STATED GOAL: Select from the records below every line that has the word "name" in it.

SUPPLIED ENTRIES:
·····

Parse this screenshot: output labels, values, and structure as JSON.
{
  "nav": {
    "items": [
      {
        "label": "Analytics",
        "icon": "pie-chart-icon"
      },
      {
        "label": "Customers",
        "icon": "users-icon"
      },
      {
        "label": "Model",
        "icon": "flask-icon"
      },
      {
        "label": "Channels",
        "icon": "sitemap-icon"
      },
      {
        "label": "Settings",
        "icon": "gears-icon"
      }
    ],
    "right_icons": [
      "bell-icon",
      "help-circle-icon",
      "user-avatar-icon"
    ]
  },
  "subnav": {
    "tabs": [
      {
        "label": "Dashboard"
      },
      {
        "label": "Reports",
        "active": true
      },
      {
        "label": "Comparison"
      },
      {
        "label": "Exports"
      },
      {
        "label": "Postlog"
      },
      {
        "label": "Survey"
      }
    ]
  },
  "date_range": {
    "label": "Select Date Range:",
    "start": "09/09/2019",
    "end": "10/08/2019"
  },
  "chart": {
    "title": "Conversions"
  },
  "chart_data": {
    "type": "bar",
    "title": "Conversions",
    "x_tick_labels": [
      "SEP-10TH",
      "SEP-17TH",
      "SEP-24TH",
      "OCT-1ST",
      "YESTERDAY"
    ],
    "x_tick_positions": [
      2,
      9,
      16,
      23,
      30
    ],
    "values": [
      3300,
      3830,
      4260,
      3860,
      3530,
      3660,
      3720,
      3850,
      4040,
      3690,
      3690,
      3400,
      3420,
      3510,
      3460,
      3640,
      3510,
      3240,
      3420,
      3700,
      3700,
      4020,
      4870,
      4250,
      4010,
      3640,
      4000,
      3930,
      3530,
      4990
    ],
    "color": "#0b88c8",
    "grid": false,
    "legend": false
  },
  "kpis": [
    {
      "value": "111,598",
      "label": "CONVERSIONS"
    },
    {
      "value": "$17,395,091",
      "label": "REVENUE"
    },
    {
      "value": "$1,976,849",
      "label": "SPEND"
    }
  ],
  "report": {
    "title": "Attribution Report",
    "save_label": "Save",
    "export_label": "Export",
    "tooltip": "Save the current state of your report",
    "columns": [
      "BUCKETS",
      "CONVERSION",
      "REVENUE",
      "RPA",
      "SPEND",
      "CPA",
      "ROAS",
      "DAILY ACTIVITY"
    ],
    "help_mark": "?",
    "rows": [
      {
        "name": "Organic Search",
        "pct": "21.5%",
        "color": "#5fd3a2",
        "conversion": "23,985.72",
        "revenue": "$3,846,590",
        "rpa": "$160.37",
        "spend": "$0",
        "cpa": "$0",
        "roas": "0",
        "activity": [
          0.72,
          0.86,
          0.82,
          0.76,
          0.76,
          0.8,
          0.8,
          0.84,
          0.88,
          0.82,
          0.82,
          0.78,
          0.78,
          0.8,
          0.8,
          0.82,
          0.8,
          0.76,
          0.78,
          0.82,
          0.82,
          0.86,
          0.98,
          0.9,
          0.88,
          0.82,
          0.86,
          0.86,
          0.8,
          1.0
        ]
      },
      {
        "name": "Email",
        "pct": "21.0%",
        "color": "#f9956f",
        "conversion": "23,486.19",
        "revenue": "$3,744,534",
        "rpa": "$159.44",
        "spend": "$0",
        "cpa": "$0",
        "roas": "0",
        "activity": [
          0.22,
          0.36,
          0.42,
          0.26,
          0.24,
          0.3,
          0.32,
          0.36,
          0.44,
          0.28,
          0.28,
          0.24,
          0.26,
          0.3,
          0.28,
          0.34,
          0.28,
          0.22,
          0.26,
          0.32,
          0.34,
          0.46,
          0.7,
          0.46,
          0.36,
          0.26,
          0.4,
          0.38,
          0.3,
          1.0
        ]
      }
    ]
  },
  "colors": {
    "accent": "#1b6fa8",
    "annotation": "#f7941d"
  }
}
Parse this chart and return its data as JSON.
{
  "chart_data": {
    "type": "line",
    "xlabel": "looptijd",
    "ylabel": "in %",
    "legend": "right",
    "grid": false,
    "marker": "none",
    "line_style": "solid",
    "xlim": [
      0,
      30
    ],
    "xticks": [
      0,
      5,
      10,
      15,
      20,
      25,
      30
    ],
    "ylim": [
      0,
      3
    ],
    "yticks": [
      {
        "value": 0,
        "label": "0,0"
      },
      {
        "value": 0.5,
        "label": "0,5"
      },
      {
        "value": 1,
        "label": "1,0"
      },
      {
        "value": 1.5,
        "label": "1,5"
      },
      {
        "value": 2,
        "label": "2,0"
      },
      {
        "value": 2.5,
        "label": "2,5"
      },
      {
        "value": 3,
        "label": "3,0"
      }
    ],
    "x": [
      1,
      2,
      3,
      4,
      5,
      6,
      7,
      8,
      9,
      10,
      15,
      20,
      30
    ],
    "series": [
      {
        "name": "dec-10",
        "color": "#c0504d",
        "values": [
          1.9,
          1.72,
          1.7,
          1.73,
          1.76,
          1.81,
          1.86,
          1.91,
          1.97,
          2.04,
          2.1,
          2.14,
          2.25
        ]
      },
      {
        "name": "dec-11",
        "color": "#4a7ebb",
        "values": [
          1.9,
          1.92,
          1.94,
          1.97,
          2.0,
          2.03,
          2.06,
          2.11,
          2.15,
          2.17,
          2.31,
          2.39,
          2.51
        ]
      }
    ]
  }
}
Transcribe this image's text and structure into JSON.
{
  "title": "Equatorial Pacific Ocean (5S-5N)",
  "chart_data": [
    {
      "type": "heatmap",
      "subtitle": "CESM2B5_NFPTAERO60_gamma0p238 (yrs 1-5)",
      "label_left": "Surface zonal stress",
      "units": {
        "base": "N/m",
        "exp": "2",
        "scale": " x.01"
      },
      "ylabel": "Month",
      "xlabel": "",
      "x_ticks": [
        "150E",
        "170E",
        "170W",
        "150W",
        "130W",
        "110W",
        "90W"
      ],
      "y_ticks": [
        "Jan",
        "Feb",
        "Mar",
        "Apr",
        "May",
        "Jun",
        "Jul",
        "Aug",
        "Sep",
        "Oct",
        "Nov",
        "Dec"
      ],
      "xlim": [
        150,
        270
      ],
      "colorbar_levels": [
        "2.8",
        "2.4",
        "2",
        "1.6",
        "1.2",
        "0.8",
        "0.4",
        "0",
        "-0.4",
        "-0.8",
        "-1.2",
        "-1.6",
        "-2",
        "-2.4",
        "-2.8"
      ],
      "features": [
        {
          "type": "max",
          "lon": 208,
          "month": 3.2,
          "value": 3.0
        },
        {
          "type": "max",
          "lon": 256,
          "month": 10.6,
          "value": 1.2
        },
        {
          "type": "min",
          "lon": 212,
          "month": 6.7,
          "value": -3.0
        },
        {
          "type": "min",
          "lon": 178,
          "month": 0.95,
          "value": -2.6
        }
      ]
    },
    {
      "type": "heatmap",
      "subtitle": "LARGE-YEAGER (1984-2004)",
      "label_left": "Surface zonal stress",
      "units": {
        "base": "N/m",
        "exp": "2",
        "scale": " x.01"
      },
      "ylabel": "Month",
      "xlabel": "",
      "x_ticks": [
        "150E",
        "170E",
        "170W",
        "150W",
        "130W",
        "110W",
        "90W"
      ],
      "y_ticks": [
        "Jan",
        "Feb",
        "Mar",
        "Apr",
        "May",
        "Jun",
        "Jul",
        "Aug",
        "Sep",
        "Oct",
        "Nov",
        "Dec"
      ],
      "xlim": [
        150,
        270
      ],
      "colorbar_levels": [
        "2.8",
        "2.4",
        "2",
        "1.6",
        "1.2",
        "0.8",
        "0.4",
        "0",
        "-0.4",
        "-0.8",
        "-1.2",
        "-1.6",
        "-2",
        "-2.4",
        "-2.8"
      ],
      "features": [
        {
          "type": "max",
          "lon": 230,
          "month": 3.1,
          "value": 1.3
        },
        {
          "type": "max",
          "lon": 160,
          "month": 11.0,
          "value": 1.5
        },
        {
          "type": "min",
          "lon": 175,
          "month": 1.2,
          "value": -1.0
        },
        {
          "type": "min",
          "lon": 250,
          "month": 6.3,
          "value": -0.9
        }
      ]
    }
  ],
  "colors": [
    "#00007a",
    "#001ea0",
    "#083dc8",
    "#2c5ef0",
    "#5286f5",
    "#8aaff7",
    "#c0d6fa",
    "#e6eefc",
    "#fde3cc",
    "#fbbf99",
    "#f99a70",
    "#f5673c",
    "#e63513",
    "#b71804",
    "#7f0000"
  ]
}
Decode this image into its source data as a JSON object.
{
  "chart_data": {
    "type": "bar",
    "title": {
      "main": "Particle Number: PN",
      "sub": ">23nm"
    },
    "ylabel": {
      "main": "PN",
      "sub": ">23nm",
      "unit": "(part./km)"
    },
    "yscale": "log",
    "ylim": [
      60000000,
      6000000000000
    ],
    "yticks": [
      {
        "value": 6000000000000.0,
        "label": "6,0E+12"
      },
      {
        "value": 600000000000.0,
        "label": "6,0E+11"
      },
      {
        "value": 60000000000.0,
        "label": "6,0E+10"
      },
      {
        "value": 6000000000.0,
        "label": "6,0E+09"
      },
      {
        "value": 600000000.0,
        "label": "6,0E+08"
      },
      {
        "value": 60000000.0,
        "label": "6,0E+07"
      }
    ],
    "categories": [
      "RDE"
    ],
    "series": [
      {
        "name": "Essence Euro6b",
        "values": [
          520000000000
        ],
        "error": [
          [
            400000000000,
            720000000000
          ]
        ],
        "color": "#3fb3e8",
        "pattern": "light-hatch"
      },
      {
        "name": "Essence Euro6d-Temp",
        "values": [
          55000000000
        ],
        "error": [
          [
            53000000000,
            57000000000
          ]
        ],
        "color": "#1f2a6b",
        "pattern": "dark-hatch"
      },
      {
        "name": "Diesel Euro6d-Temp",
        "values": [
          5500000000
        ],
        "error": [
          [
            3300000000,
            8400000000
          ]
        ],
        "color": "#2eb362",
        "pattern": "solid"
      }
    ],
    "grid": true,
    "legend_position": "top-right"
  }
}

·····

EXERCISE RESPONSE:
        "name": "Organic Search",
        "name": "Email",
        "name": "dec-10",
        "name": "dec-11",
        "name": "Essence Euro6b",
        "name": "Essence Euro6d-Temp",
        "name": "Diesel Euro6d-Temp",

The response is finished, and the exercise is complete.